> _Bounding box annotations_:

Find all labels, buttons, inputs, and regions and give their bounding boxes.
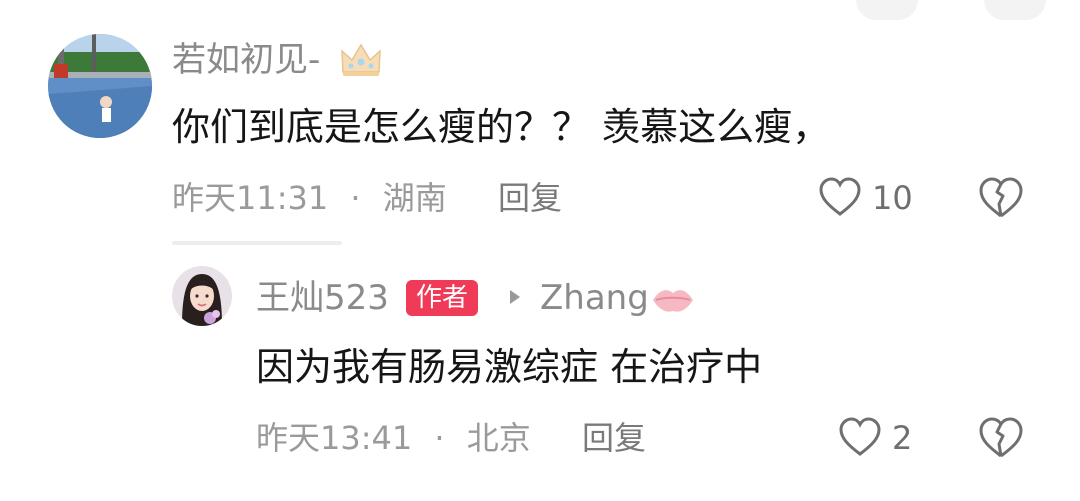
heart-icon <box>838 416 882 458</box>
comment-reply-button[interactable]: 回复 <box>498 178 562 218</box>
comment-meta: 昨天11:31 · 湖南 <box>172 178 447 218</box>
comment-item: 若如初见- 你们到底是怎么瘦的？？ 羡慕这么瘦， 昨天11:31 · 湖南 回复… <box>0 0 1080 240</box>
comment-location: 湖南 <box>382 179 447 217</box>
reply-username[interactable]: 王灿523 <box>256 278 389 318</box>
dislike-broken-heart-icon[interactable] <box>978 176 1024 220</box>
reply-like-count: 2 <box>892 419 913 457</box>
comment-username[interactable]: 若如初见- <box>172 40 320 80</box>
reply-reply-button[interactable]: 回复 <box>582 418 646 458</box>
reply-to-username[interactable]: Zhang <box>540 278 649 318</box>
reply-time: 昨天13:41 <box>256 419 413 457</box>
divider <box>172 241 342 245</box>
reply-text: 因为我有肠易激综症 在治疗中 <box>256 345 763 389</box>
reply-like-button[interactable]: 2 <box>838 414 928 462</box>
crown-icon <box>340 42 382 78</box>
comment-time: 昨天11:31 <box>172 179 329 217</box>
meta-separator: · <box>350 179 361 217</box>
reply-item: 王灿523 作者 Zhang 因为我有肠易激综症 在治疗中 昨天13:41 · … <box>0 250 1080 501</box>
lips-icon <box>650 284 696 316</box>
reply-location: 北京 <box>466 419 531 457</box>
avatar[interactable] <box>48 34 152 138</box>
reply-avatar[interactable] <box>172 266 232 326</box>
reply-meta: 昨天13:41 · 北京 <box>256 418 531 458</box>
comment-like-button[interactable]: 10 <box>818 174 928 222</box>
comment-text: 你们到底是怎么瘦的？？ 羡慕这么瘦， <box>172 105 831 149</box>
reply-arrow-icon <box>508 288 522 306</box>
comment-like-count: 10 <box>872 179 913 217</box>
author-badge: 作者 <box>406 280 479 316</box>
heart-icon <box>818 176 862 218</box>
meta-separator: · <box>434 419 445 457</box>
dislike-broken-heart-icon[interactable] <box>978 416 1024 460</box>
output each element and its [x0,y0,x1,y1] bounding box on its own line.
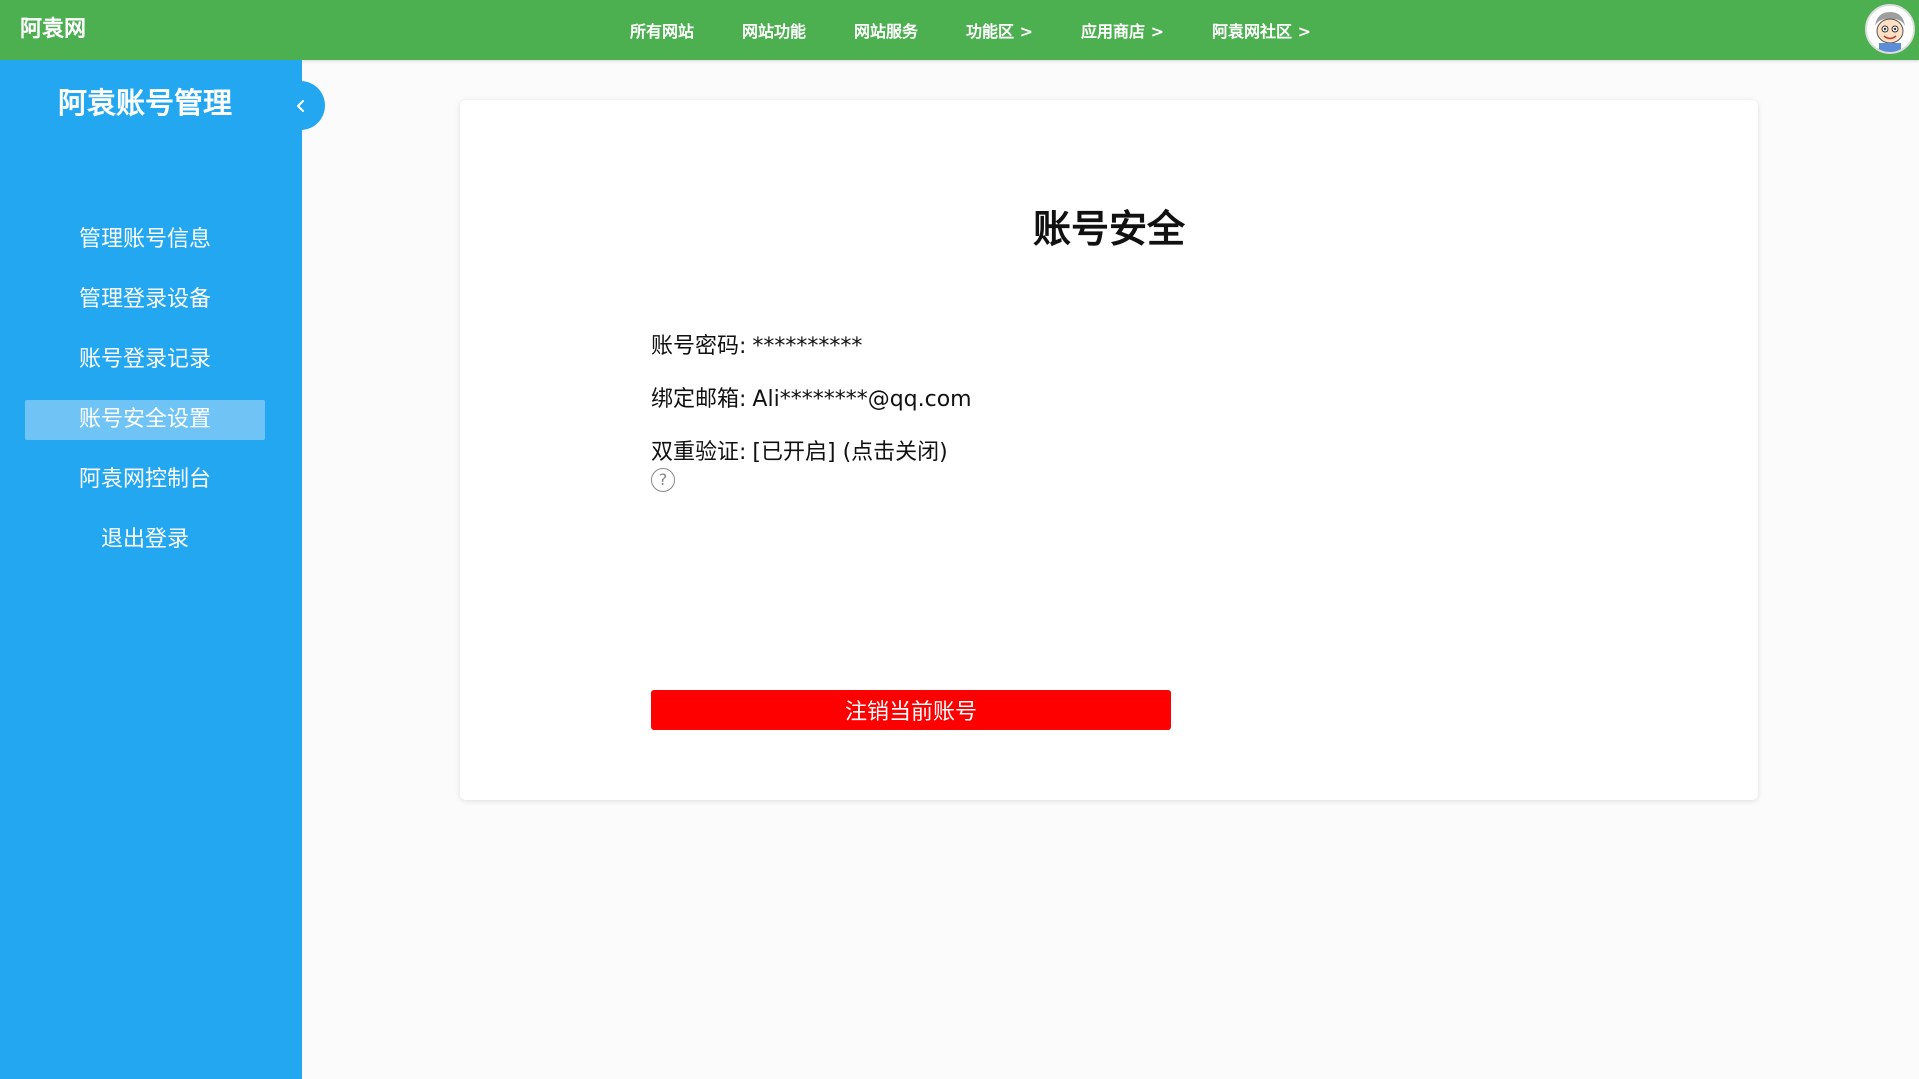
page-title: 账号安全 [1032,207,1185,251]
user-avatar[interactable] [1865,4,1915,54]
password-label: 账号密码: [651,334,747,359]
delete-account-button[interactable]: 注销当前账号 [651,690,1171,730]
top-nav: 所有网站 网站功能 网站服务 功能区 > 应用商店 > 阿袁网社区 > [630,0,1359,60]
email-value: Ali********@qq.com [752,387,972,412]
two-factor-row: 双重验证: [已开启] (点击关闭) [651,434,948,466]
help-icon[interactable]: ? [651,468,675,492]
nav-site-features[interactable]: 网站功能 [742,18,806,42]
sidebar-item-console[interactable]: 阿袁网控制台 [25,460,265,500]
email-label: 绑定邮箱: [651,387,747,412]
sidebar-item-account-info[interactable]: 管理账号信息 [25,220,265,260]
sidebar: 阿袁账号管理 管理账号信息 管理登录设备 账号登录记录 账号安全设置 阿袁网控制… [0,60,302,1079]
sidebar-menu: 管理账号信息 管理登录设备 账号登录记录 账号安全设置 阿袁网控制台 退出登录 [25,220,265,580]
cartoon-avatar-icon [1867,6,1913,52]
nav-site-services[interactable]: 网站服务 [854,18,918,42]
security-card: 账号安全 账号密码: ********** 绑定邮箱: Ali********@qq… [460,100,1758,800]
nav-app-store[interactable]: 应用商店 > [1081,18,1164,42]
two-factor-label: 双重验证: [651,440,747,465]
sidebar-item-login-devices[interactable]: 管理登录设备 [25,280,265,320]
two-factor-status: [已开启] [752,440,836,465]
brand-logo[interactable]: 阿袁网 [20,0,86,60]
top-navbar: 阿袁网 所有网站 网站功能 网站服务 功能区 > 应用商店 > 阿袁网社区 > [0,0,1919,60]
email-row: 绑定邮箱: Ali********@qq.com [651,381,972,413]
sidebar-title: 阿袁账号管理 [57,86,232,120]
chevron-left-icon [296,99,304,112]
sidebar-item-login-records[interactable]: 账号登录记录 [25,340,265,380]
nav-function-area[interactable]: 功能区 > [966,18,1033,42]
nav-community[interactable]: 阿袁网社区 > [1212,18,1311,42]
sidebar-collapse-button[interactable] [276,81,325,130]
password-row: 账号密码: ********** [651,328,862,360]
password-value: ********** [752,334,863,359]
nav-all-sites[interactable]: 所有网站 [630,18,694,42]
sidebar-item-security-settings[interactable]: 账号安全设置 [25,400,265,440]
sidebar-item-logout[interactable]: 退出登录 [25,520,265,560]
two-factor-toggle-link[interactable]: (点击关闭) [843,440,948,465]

> _Work instructions_:
Give every line of the listing above as a JSON list of strings, one string per line, with blank lines and the pictures left out.

> _Exercise response_:
[
  "Find all labels, buttons, inputs, and regions and give their bounding boxes.",
  "heart-icon <box>838 416 882 458</box>",
  "comment-reply-button[interactable]: 回复 <box>498 178 562 218</box>",
  "comment-meta: 昨天11:31 · 湖南 <box>172 178 447 218</box>",
  "comment-item: 若如初见- 你们到底是怎么瘦的？？ 羡慕这么瘦， 昨天11:31 · 湖南 回复… <box>0 0 1080 240</box>",
  "comment-location: 湖南 <box>382 179 447 217</box>",
  "reply-username[interactable]: 王灿523 <box>256 278 389 318</box>",
  "dislike-broken-heart-icon[interactable] <box>978 176 1024 220</box>",
  "reply-like-count: 2 <box>892 419 913 457</box>",
  "comment-username[interactable]: 若如初见- <box>172 40 320 80</box>",
  "reply-reply-button[interactable]: 回复 <box>582 418 646 458</box>",
  "reply-to-username[interactable]: Zhang <box>540 278 649 318</box>",
  "reply-time: 昨天13:41 <box>256 419 413 457</box>",
  "divider <box>172 241 342 245</box>",
  "reply-text: 因为我有肠易激综症 在治疗中 <box>256 345 763 389</box>",
  "reply-like-button[interactable]: 2 <box>838 414 928 462</box>",
  "crown-icon <box>340 42 382 78</box>",
  "comment-time: 昨天11:31 <box>172 179 329 217</box>",
  "meta-separator: · <box>350 179 361 217</box>",
  "reply-item: 王灿523 作者 Zhang 因为我有肠易激综症 在治疗中 昨天13:41 · … <box>0 250 1080 501</box>",
  "lips-icon <box>650 284 696 316</box>",
  "reply-location: 北京 <box>466 419 531 457</box>",
  "avatar[interactable] <box>48 34 152 138</box>",
  "reply-avatar[interactable] <box>172 266 232 326</box>",
  "reply-meta: 昨天13:41 · 北京 <box>256 418 531 458</box>",
  "comment-like-button[interactable]: 10 <box>818 174 928 222</box>",
  "comment-text: 你们到底是怎么瘦的？？ 羡慕这么瘦， <box>172 105 831 149</box>",
  "reply-arrow-icon <box>508 288 522 306</box>",
  "comment-like-count: 10 <box>872 179 913 217</box>",
  "author-badge: 作者 <box>406 280 479 316</box>",
  "heart-icon <box>818 176 862 218</box>",
  "meta-separator: · <box>434 419 445 457</box>",
  "dislike-broken-heart-icon[interactable] <box>978 416 1024 460</box>",
  "output each element and its [x0,y0,x1,y1] bounding box on its own line.",
  "page-title: 账号安全 [1032,207,1185,251]",
  "user-avatar[interactable] [1865,4,1915,54]",
  "password-label: 账号密码: [651,334,747,359]",
  "delete-account-button[interactable]: 注销当前账号 [651,690,1171,730]",
  "top-nav: 所有网站 网站功能 网站服务 功能区 > 应用商店 > 阿袁网社区 > [630,0,1359,60]",
  "email-value: Ali********@qq.com [752,387,972,412]",
  "two-factor-row: 双重验证: [已开启] (点击关闭) [651,434,948,466]",
  "help-icon[interactable]: ? [651,468,675,492]",
  "nav-site-features[interactable]: 网站功能 [742,18,806,42]",
  "sidebar-item-console[interactable]: 阿袁网控制台 [25,460,265,500]",
  "email-label: 绑定邮箱: [651,387,747,412]",
  "sidebar-item-account-info[interactable]: 管理账号信息 [25,220,265,260]",
  "sidebar: 阿袁账号管理 管理账号信息 管理登录设备 账号登录记录 账号安全设置 阿袁网控制… [0,60,302,1079]",
  "sidebar-menu: 管理账号信息 管理登录设备 账号登录记录 账号安全设置 阿袁网控制台 退出登录 [25,220,265,580]",
  "cartoon-avatar-icon [1867,6,1913,52]",
  "nav-site-services[interactable]: 网站服务 [854,18,918,42]",
  "security-card: 账号安全 账号密码: ********** 绑定邮箱: Ali********@qq… [460,100,1758,800]",
  "nav-app-store[interactable]: 应用商店 > [1081,18,1164,42]",
  "two-factor-label: 双重验证: [651,440,747,465]",
  "sidebar-item-login-devices[interactable]: 管理登录设备 [25,280,265,320]",
  "two-factor-status: [已开启] [752,440,836,465]",
  "brand-logo[interactable]: 阿袁网 [20,0,86,60]",
  "top-navbar: 阿袁网 所有网站 网站功能 网站服务 功能区 > 应用商店 > 阿袁网社区 > [0,0,1919,60]",
  "email-row: 绑定邮箱: Ali********@qq.com [651,381,972,413]",
  "sidebar-title: 阿袁账号管理 [57,86,232,120]",
  "chevron-left-icon [296,99,304,112]",
  "sidebar-item-login-records[interactable]: 账号登录记录 [25,340,265,380]",
  "nav-function-area[interactable]: 功能区 > [966,18,1033,42]",
  "nav-community[interactable]: 阿袁网社区 > [1212,18,1311,42]",
  "sidebar-collapse-button[interactable] [276,81,325,130]",
  "password-row: 账号密码: ********** [651,328,862,360]",
  "password-value: ********** [752,334,863,359]",
  "nav-all-sites[interactable]: 所有网站 [630,18,694,42]",
  "sidebar-item-security-settings[interactable]: 账号安全设置 [25,400,265,440]",
  "sidebar-item-logout[interactable]: 退出登录 [25,520,265,560]",
  "two-factor-toggle-link[interactable]: (点击关闭) [843,440,948,465]"
]